··· Records supplied ···

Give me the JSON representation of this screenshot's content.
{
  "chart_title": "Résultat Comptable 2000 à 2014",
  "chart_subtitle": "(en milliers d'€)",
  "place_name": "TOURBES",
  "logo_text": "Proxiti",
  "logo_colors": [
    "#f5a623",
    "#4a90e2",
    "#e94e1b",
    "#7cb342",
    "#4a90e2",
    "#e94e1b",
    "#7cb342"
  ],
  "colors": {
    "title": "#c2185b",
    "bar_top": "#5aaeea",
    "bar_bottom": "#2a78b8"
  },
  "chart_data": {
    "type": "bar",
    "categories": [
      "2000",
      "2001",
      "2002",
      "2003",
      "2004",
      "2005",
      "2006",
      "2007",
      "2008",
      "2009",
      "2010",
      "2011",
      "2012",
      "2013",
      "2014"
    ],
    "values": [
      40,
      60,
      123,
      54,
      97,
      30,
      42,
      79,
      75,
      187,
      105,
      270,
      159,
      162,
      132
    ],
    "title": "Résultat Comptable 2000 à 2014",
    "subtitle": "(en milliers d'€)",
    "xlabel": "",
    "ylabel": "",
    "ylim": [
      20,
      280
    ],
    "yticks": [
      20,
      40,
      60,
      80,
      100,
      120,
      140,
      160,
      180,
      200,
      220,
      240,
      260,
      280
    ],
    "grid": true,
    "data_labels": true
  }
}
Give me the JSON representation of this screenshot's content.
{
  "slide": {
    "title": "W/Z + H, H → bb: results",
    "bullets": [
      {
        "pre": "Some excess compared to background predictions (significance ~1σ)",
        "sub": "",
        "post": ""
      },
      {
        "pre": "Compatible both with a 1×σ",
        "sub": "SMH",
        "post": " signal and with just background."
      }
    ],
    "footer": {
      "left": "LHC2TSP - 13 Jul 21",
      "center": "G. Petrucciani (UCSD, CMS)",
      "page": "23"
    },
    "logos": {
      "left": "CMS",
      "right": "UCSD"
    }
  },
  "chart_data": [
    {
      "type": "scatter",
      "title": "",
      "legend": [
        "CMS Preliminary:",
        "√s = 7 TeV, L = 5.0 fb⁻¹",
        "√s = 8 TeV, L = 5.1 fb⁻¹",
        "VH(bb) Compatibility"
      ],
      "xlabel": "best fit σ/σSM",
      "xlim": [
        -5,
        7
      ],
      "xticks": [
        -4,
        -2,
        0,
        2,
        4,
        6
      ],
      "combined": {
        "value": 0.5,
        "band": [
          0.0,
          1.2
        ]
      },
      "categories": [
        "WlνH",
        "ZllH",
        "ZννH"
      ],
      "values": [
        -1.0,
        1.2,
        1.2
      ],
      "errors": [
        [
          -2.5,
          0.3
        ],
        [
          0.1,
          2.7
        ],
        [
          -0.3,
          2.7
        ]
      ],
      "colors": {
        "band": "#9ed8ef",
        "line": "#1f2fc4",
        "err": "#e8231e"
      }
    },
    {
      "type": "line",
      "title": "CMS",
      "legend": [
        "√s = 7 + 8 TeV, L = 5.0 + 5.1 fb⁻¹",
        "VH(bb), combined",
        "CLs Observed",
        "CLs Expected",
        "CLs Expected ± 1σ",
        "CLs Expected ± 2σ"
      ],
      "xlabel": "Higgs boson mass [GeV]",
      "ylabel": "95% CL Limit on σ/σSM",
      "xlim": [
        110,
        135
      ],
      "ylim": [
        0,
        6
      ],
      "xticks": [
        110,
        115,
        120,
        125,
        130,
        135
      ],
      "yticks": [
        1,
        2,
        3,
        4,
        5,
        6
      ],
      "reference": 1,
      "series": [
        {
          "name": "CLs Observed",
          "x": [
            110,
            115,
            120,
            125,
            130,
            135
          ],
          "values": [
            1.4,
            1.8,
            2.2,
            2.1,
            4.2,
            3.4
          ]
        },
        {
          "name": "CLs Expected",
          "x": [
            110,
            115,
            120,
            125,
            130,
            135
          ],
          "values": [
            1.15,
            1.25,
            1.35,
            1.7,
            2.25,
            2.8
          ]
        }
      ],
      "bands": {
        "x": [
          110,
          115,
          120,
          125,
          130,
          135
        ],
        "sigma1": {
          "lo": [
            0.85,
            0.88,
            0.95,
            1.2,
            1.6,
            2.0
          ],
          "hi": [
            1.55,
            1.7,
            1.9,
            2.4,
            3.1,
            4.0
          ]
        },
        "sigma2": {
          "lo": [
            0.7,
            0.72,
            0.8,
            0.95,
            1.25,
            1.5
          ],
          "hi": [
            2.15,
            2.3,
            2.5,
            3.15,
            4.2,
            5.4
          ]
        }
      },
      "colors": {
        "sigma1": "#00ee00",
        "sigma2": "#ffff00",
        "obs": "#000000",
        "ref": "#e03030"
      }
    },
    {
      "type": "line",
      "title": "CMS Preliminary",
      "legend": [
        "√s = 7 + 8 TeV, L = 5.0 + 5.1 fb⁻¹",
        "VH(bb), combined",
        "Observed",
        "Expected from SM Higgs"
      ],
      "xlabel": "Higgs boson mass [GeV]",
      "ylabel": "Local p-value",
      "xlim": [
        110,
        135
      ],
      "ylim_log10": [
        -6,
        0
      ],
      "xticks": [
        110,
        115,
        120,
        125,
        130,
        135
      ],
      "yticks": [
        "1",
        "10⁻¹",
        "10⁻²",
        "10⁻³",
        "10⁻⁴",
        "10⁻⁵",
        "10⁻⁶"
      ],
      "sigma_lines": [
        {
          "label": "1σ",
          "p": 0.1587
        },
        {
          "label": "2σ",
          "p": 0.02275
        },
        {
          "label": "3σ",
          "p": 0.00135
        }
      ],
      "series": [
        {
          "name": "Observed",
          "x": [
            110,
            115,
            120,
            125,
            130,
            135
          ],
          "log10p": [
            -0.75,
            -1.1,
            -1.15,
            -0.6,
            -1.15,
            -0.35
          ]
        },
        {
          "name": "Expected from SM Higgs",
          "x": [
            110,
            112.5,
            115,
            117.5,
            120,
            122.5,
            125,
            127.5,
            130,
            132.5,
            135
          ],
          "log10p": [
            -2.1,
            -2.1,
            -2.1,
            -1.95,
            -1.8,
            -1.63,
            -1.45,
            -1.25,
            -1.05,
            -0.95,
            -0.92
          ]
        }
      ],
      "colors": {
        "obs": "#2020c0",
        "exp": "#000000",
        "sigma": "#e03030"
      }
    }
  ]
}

···

What you should do> Copy the data above in full, character for character.

Task result>
Give me the JSON representation of this screenshot's content.
{
  "chart_title": "Résultat Comptable 2000 à 2014",
  "chart_subtitle": "(en milliers d'€)",
  "place_name": "TOURBES",
  "logo_text": "Proxiti",
  "logo_colors": [
    "#f5a623",
    "#4a90e2",
    "#e94e1b",
    "#7cb342",
    "#4a90e2",
    "#e94e1b",
    "#7cb342"
  ],
  "colors": {
    "title": "#c2185b",
    "bar_top": "#5aaeea",
    "bar_bottom": "#2a78b8"
  },
  "chart_data": {
    "type": "bar",
    "categories": [
      "2000",
      "2001",
      "2002",
      "2003",
      "2004",
      "2005",
      "2006",
      "2007",
      "2008",
      "2009",
      "2010",
      "2011",
      "2012",
      "2013",
      "2014"
    ],
    "values": [
      40,
      60,
      123,
      54,
      97,
      30,
      42,
      79,
      75,
      187,
      105,
      270,
      159,
      162,
      132
    ],
    "title": "Résultat Comptable 2000 à 2014",
    "subtitle": "(en milliers d'€)",
    "xlabel": "",
    "ylabel": "",
    "ylim": [
      20,
      280
    ],
    "yticks": [
      20,
      40,
      60,
      80,
      100,
      120,
      140,
      160,
      180,
      200,
      220,
      240,
      260,
      280
    ],
    "grid": true,
    "data_labels": true
  }
}
Give me the JSON representation of this screenshot's content.
{
  "slide": {
    "title": "W/Z + H, H → bb: results",
    "bullets": [
      {
        "pre": "Some excess compared to background predictions (significance ~1σ)",
        "sub": "",
        "post": ""
      },
      {
        "pre": "Compatible both with a 1×σ",
        "sub": "SMH",
        "post": " signal and with just background."
      }
    ],
    "footer": {
      "left": "LHC2TSP - 13 Jul 21",
      "center": "G. Petrucciani (UCSD, CMS)",
      "page": "23"
    },
    "logos": {
      "left": "CMS",
      "right": "UCSD"
    }
  },
  "chart_data": [
    {
      "type": "scatter",
      "title": "",
      "legend": [
        "CMS Preliminary:",
        "√s = 7 TeV, L = 5.0 fb⁻¹",
        "√s = 8 TeV, L = 5.1 fb⁻¹",
        "VH(bb) Compatibility"
      ],
      "xlabel": "best fit σ/σSM",
      "xlim": [
        -5,
        7
      ],
      "xticks": [
        -4,
        -2,
        0,
        2,
        4,
        6
      ],
      "combined": {
        "value": 0.5,
        "band": [
          0.0,
          1.2
        ]
      },
      "categories": [
        "WlνH",
        "ZllH",
        "ZννH"
      ],
      "values": [
        -1.0,
        1.2,
        1.2
      ],
      "errors": [
        [
          -2.5,
          0.3
        ],
        [
          0.1,
          2.7
        ],
        [
          -0.3,
          2.7
        ]
      ],
      "colors": {
        "band": "#9ed8ef",
        "line": "#1f2fc4",
        "err": "#e8231e"
      }
    },
    {
      "type": "line",
      "title": "CMS",
      "legend": [
        "√s = 7 + 8 TeV, L = 5.0 + 5.1 fb⁻¹",
        "VH(bb), combined",
        "CLs Observed",
        "CLs Expected",
        "CLs Expected ± 1σ",
        "CLs Expected ± 2σ"
      ],
      "xlabel": "Higgs boson mass [GeV]",
      "ylabel": "95% CL Limit on σ/σSM",
      "xlim": [
        110,
        135
      ],
      "ylim": [
        0,
        6
      ],
      "xticks": [
        110,
        115,
        120,
        125,
        130,
        135
      ],
      "yticks": [
        1,
        2,
        3,
        4,
        5,
        6
      ],
      "reference": 1,
      "series": [
        {
          "name": "CLs Observed",
          "x": [
            110,
            115,
            120,
            125,
            130,
            135
          ],
          "values": [
            1.4,
            1.8,
            2.2,
            2.1,
            4.2,
            3.4
          ]
        },
        {
          "name": "CLs Expected",
          "x": [
            110,
            115,
            120,
            125,
            130,
            135
          ],
          "values": [
            1.15,
            1.25,
            1.35,
            1.7,
            2.25,
            2.8
          ]
        }
      ],
      "bands": {
        "x": [
          110,
          115,
          120,
          125,
          130,
          135
        ],
        "sigma1": {
          "lo": [
            0.85,
            0.88,
            0.95,
            1.2,
            1.6,
            2.0
          ],
          "hi": [
            1.55,
            1.7,
            1.9,
            2.4,
            3.1,
            4.0
          ]
        },
        "sigma2": {
          "lo": [
            0.7,
            0.72,
            0.8,
            0.95,
            1.25,
            1.5
          ],
          "hi": [
            2.15,
            2.3,
            2.5,
            3.15,
            4.2,
            5.4
          ]
        }
      },
      "colors": {
        "sigma1": "#00ee00",
        "sigma2": "#ffff00",
        "obs": "#000000",
        "ref": "#e03030"
      }
    },
    {
      "type": "line",
      "title": "CMS Preliminary",
      "legend": [
        "√s = 7 + 8 TeV, L = 5.0 + 5.1 fb⁻¹",
        "VH(bb), combined",
        "Observed",
        "Expected from SM Higgs"
      ],
      "xlabel": "Higgs boson mass [GeV]",
      "ylabel": "Local p-value",
      "xlim": [
        110,
        135
      ],
      "ylim_log10": [
        -6,
        0
      ],
      "xticks": [
        110,
        115,
        120,
        125,
        130,
        135
      ],
      "yticks": [
        "1",
        "10⁻¹",
        "10⁻²",
        "10⁻³",
        "10⁻⁴",
        "10⁻⁵",
        "10⁻⁶"
      ],
      "sigma_lines": [
        {
          "label": "1σ",
          "p": 0.1587
        },
        {
          "label": "2σ",
          "p": 0.02275
        },
        {
          "label": "3σ",
          "p": 0.00135
        }
      ],
      "series": [
        {
          "name": "Observed",
          "x": [
            110,
            115,
            120,
            125,
            130,
            135
          ],
          "log10p": [
            -0.75,
            -1.1,
            -1.15,
            -0.6,
            -1.15,
            -0.35
          ]
        },
        {
          "name": "Expected from SM Higgs",
          "x": [
            110,
            112.5,
            115,
            117.5,
            120,
            122.5,
            125,
            127.5,
            130,
            132.5,
            135
          ],
          "log10p": [
            -2.1,
            -2.1,
            -2.1,
            -1.95,
            -1.8,
            -1.63,
            -1.45,
            -1.25,
            -1.05,
            -0.95,
            -0.92
          ]
        }
      ],
      "colors": {
        "obs": "#2020c0",
        "exp": "#000000",
        "sigma": "#e03030"
      }
    }
  ]
}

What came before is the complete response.